<<<<

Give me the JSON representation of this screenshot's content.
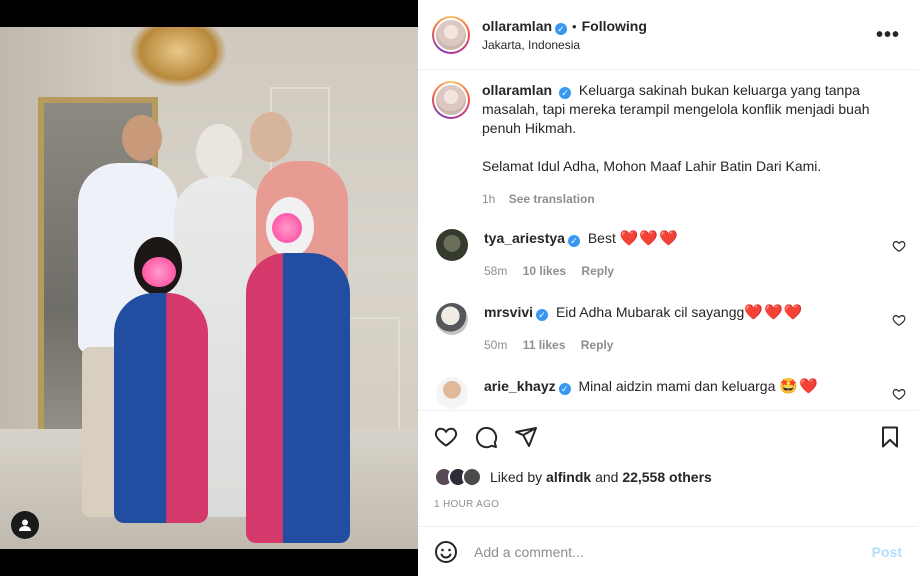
{
  "post": {
    "username": "ollaramlan",
    "follow_status": "Following",
    "separator": "•",
    "location": "Jakarta, Indonesia",
    "more_icon": "more-horizontal-icon"
  },
  "caption": {
    "username": "ollaramlan",
    "text": "Keluarga sakinah bukan keluarga yang tanpa masalah, tapi mereka terampil mengelola konflik menjadi buah penuh Hikmah.",
    "text2": "Selamat Idul Adha, Mohon Maaf Lahir Batin Dari Kami.",
    "time": "1h",
    "see_translation": "See translation"
  },
  "comments": [
    {
      "username": "tya_ariestya",
      "text": "Best",
      "emoji": "❤️❤️❤️",
      "time": "58m",
      "likes": "10 likes",
      "reply": "Reply"
    },
    {
      "username": "mrsvivi",
      "text": "Eid Adha Mubarak cil sayangg",
      "emoji": "❤️❤️❤️",
      "time": "50m",
      "likes": "11 likes",
      "reply": "Reply"
    },
    {
      "username": "arie_khayz",
      "text": "Minal aidzin mami dan keluarga",
      "emoji": "🤩❤️"
    }
  ],
  "actions": {
    "liked_by_prefix": "Liked by",
    "liked_by_user": "alfindk",
    "and": "and",
    "others": "22,558 others",
    "timestamp": "1 HOUR AGO"
  },
  "add_comment": {
    "placeholder": "Add a comment...",
    "post_label": "Post"
  },
  "colors": {
    "verified": "#3897f0",
    "post_button": "#b2dffc",
    "heart": "#e0162b"
  }
}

>>>>

Using the data above, write out every line exactly, leaving the images behind.

• **TASK OUTPUT**
Give me the JSON representation of this screenshot's content.
{
  "post": {
    "username": "ollaramlan",
    "follow_status": "Following",
    "separator": "•",
    "location": "Jakarta, Indonesia",
    "more_icon": "more-horizontal-icon"
  },
  "caption": {
    "username": "ollaramlan",
    "text": "Keluarga sakinah bukan keluarga yang tanpa masalah, tapi mereka terampil mengelola konflik menjadi buah penuh Hikmah.",
    "text2": "Selamat Idul Adha, Mohon Maaf Lahir Batin Dari Kami.",
    "time": "1h",
    "see_translation": "See translation"
  },
  "comments": [
    {
      "username": "tya_ariestya",
      "text": "Best",
      "emoji": "❤️❤️❤️",
      "time": "58m",
      "likes": "10 likes",
      "reply": "Reply"
    },
    {
      "username": "mrsvivi",
      "text": "Eid Adha Mubarak cil sayangg",
      "emoji": "❤️❤️❤️",
      "time": "50m",
      "likes": "11 likes",
      "reply": "Reply"
    },
    {
      "username": "arie_khayz",
      "text": "Minal aidzin mami dan keluarga",
      "emoji": "🤩❤️"
    }
  ],
  "actions": {
    "liked_by_prefix": "Liked by",
    "liked_by_user": "alfindk",
    "and": "and",
    "others": "22,558 others",
    "timestamp": "1 HOUR AGO"
  },
  "add_comment": {
    "placeholder": "Add a comment...",
    "post_label": "Post"
  },
  "colors": {
    "verified": "#3897f0",
    "post_button": "#b2dffc",
    "heart": "#e0162b"
  }
}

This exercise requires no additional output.